■ Work required ■
Can you write out the whole listing exactly?

· · · ·

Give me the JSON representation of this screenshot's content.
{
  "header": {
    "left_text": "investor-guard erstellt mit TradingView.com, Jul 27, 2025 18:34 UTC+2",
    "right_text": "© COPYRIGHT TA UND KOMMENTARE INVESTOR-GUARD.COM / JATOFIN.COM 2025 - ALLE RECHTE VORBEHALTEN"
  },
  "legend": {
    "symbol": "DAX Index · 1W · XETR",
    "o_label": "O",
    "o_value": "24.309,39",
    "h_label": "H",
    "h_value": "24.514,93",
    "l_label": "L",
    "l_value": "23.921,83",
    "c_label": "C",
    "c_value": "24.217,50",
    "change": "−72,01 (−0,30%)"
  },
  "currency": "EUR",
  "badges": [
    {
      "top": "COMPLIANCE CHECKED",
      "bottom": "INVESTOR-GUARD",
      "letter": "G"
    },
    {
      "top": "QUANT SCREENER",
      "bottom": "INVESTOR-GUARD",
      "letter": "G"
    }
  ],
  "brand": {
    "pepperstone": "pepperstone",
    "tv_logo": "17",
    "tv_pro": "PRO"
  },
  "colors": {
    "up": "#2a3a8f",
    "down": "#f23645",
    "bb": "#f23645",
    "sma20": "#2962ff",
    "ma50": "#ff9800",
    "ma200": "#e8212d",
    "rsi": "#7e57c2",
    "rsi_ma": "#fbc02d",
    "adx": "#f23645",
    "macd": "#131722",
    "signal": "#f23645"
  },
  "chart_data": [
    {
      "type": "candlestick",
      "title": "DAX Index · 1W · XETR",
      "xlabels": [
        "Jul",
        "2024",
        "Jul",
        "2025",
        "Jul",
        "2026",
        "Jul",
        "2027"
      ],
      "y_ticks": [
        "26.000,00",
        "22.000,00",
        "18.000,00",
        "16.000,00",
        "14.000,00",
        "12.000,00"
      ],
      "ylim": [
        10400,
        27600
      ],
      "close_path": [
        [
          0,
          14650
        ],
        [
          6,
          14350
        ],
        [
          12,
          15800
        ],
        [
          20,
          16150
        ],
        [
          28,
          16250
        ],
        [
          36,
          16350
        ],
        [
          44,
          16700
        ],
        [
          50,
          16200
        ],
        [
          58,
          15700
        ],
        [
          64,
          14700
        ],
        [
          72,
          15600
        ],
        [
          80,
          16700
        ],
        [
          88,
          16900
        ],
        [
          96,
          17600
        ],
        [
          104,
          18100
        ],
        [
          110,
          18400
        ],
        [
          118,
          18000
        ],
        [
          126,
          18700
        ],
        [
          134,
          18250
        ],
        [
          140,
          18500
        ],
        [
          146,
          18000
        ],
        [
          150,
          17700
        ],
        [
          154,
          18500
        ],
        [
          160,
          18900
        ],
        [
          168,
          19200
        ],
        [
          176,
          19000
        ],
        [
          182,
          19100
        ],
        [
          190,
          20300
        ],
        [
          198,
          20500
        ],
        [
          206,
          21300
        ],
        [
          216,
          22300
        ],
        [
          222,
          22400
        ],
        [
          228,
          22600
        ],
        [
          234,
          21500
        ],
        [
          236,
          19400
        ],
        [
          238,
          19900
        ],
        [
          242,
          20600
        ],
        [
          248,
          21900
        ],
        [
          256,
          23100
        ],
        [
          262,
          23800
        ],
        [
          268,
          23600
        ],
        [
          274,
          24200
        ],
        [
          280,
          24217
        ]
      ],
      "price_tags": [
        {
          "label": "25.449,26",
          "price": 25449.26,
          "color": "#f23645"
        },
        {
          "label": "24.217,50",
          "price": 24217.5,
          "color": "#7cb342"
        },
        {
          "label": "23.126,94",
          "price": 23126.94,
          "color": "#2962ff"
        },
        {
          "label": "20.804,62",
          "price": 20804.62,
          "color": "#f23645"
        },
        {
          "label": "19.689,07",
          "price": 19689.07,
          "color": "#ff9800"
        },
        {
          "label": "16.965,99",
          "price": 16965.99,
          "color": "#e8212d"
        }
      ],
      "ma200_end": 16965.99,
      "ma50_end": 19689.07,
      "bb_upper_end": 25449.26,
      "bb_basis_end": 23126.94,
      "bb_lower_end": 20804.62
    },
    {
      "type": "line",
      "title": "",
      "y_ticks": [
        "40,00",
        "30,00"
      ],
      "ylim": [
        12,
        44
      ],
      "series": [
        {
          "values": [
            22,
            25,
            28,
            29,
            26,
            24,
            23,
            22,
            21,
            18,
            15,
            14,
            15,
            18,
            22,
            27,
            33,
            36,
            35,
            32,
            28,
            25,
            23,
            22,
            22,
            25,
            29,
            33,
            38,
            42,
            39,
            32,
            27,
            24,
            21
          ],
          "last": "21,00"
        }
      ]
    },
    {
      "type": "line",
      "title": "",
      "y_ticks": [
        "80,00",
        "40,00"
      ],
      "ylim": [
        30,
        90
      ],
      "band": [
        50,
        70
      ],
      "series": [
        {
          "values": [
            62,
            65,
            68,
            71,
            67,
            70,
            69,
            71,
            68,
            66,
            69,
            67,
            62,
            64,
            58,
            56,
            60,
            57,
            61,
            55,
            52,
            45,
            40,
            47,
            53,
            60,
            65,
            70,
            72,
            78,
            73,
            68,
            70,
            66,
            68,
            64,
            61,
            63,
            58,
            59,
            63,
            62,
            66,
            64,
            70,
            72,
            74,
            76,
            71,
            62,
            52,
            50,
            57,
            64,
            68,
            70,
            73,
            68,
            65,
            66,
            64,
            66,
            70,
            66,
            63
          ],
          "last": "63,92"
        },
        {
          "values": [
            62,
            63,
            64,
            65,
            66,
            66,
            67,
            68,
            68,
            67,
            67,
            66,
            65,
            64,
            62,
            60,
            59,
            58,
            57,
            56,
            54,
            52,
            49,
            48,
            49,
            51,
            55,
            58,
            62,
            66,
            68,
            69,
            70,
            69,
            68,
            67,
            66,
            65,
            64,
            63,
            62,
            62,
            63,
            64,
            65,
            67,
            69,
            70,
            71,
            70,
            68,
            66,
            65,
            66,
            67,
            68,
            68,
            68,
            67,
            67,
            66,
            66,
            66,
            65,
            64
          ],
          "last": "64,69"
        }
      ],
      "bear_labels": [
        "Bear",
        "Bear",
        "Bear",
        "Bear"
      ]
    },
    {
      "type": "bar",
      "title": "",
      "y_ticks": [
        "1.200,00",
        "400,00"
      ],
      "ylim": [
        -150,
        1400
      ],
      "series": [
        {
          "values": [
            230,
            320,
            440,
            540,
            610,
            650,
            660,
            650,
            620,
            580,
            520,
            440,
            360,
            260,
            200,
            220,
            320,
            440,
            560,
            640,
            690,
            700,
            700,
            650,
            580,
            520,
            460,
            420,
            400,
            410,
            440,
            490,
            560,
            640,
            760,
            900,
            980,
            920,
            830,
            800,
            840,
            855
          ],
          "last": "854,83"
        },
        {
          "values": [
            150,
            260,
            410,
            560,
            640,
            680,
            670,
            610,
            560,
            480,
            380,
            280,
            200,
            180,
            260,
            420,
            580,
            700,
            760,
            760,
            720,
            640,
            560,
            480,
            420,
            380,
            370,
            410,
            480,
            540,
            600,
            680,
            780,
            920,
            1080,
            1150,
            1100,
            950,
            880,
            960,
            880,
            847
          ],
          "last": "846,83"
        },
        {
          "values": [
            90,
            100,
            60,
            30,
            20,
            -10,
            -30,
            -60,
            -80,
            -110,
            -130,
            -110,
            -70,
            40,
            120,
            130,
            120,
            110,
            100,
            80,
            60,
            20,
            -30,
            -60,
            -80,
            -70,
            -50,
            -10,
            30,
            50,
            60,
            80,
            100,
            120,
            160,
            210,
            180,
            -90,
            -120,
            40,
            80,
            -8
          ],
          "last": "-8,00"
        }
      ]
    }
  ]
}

· · · ·

■ Exercise output ■
Give me the JSON representation of this screenshot's content.
{
  "header": {
    "left_text": "investor-guard erstellt mit TradingView.com, Jul 27, 2025 18:34 UTC+2",
    "right_text": "© COPYRIGHT TA UND KOMMENTARE INVESTOR-GUARD.COM / JATOFIN.COM 2025 - ALLE RECHTE VORBEHALTEN"
  },
  "legend": {
    "symbol": "DAX Index · 1W · XETR",
    "o_label": "O",
    "o_value": "24.309,39",
    "h_label": "H",
    "h_value": "24.514,93",
    "l_label": "L",
    "l_value": "23.921,83",
    "c_label": "C",
    "c_value": "24.217,50",
    "change": "−72,01 (−0,30%)"
  },
  "currency": "EUR",
  "badges": [
    {
      "top": "COMPLIANCE CHECKED",
      "bottom": "INVESTOR-GUARD",
      "letter": "G"
    },
    {
      "top": "QUANT SCREENER",
      "bottom": "INVESTOR-GUARD",
      "letter": "G"
    }
  ],
  "brand": {
    "pepperstone": "pepperstone",
    "tv_logo": "17",
    "tv_pro": "PRO"
  },
  "colors": {
    "up": "#2a3a8f",
    "down": "#f23645",
    "bb": "#f23645",
    "sma20": "#2962ff",
    "ma50": "#ff9800",
    "ma200": "#e8212d",
    "rsi": "#7e57c2",
    "rsi_ma": "#fbc02d",
    "adx": "#f23645",
    "macd": "#131722",
    "signal": "#f23645"
  },
  "chart_data": [
    {
      "type": "candlestick",
      "title": "DAX Index · 1W · XETR",
      "xlabels": [
        "Jul",
        "2024",
        "Jul",
        "2025",
        "Jul",
        "2026",
        "Jul",
        "2027"
      ],
      "y_ticks": [
        "26.000,00",
        "22.000,00",
        "18.000,00",
        "16.000,00",
        "14.000,00",
        "12.000,00"
      ],
      "ylim": [
        10400,
        27600
      ],
      "close_path": [
        [
          0,
          14650
        ],
        [
          6,
          14350
        ],
        [
          12,
          15800
        ],
        [
          20,
          16150
        ],
        [
          28,
          16250
        ],
        [
          36,
          16350
        ],
        [
          44,
          16700
        ],
        [
          50,
          16200
        ],
        [
          58,
          15700
        ],
        [
          64,
          14700
        ],
        [
          72,
          15600
        ],
        [
          80,
          16700
        ],
        [
          88,
          16900
        ],
        [
          96,
          17600
        ],
        [
          104,
          18100
        ],
        [
          110,
          18400
        ],
        [
          118,
          18000
        ],
        [
          126,
          18700
        ],
        [
          134,
          18250
        ],
        [
          140,
          18500
        ],
        [
          146,
          18000
        ],
        [
          150,
          17700
        ],
        [
          154,
          18500
        ],
        [
          160,
          18900
        ],
        [
          168,
          19200
        ],
        [
          176,
          19000
        ],
        [
          182,
          19100
        ],
        [
          190,
          20300
        ],
        [
          198,
          20500
        ],
        [
          206,
          21300
        ],
        [
          216,
          22300
        ],
        [
          222,
          22400
        ],
        [
          228,
          22600
        ],
        [
          234,
          21500
        ],
        [
          236,
          19400
        ],
        [
          238,
          19900
        ],
        [
          242,
          20600
        ],
        [
          248,
          21900
        ],
        [
          256,
          23100
        ],
        [
          262,
          23800
        ],
        [
          268,
          23600
        ],
        [
          274,
          24200
        ],
        [
          280,
          24217
        ]
      ],
      "price_tags": [
        {
          "label": "25.449,26",
          "price": 25449.26,
          "color": "#f23645"
        },
        {
          "label": "24.217,50",
          "price": 24217.5,
          "color": "#7cb342"
        },
        {
          "label": "23.126,94",
          "price": 23126.94,
          "color": "#2962ff"
        },
        {
          "label": "20.804,62",
          "price": 20804.62,
          "color": "#f23645"
        },
        {
          "label": "19.689,07",
          "price": 19689.07,
          "color": "#ff9800"
        },
        {
          "label": "16.965,99",
          "price": 16965.99,
          "color": "#e8212d"
        }
      ],
      "ma200_end": 16965.99,
      "ma50_end": 19689.07,
      "bb_upper_end": 25449.26,
      "bb_basis_end": 23126.94,
      "bb_lower_end": 20804.62
    },
    {
      "type": "line",
      "title": "",
      "y_ticks": [
        "40,00",
        "30,00"
      ],
      "ylim": [
        12,
        44
      ],
      "series": [
        {
          "values": [
            22,
            25,
            28,
            29,
            26,
            24,
            23,
            22,
            21,
            18,
            15,
            14,
            15,
            18,
            22,
            27,
            33,
            36,
            35,
            32,
            28,
            25,
            23,
            22,
            22,
            25,
            29,
            33,
            38,
            42,
            39,
            32,
            27,
            24,
            21
          ],
          "last": "21,00"
        }
      ]
    },
    {
      "type": "line",
      "title": "",
      "y_ticks": [
        "80,00",
        "40,00"
      ],
      "ylim": [
        30,
        90
      ],
      "band": [
        50,
        70
      ],
      "series": [
        {
          "values": [
            62,
            65,
            68,
            71,
            67,
            70,
            69,
            71,
            68,
            66,
            69,
            67,
            62,
            64,
            58,
            56,
            60,
            57,
            61,
            55,
            52,
            45,
            40,
            47,
            53,
            60,
            65,
            70,
            72,
            78,
            73,
            68,
            70,
            66,
            68,
            64,
            61,
            63,
            58,
            59,
            63,
            62,
            66,
            64,
            70,
            72,
            74,
            76,
            71,
            62,
            52,
            50,
            57,
            64,
            68,
            70,
            73,
            68,
            65,
            66,
            64,
            66,
            70,
            66,
            63
          ],
          "last": "63,92"
        },
        {
          "values": [
            62,
            63,
            64,
            65,
            66,
            66,
            67,
            68,
            68,
            67,
            67,
            66,
            65,
            64,
            62,
            60,
            59,
            58,
            57,
            56,
            54,
            52,
            49,
            48,
            49,
            51,
            55,
            58,
            62,
            66,
            68,
            69,
            70,
            69,
            68,
            67,
            66,
            65,
            64,
            63,
            62,
            62,
            63,
            64,
            65,
            67,
            69,
            70,
            71,
            70,
            68,
            66,
            65,
            66,
            67,
            68,
            68,
            68,
            67,
            67,
            66,
            66,
            66,
            65,
            64
          ],
          "last": "64,69"
        }
      ],
      "bear_labels": [
        "Bear",
        "Bear",
        "Bear",
        "Bear"
      ]
    },
    {
      "type": "bar",
      "title": "",
      "y_ticks": [
        "1.200,00",
        "400,00"
      ],
      "ylim": [
        -150,
        1400
      ],
      "series": [
        {
          "values": [
            230,
            320,
            440,
            540,
            610,
            650,
            660,
            650,
            620,
            580,
            520,
            440,
            360,
            260,
            200,
            220,
            320,
            440,
            560,
            640,
            690,
            700,
            700,
            650,
            580,
            520,
            460,
            420,
            400,
            410,
            440,
            490,
            560,
            640,
            760,
            900,
            980,
            920,
            830,
            800,
            840,
            855
          ],
          "last": "854,83"
        },
        {
          "values": [
            150,
            260,
            410,
            560,
            640,
            680,
            670,
            610,
            560,
            480,
            380,
            280,
            200,
            180,
            260,
            420,
            580,
            700,
            760,
            760,
            720,
            640,
            560,
            480,
            420,
            380,
            370,
            410,
            480,
            540,
            600,
            680,
            780,
            920,
            1080,
            1150,
            1100,
            950,
            880,
            960,
            880,
            847
          ],
          "last": "846,83"
        },
        {
          "values": [
            90,
            100,
            60,
            30,
            20,
            -10,
            -30,
            -60,
            -80,
            -110,
            -130,
            -110,
            -70,
            40,
            120,
            130,
            120,
            110,
            100,
            80,
            60,
            20,
            -30,
            -60,
            -80,
            -70,
            -50,
            -10,
            30,
            50,
            60,
            80,
            100,
            120,
            160,
            210,
            180,
            -90,
            -120,
            40,
            80,
            -8
          ],
          "last": "-8,00"
        }
      ]
    }
  ]
}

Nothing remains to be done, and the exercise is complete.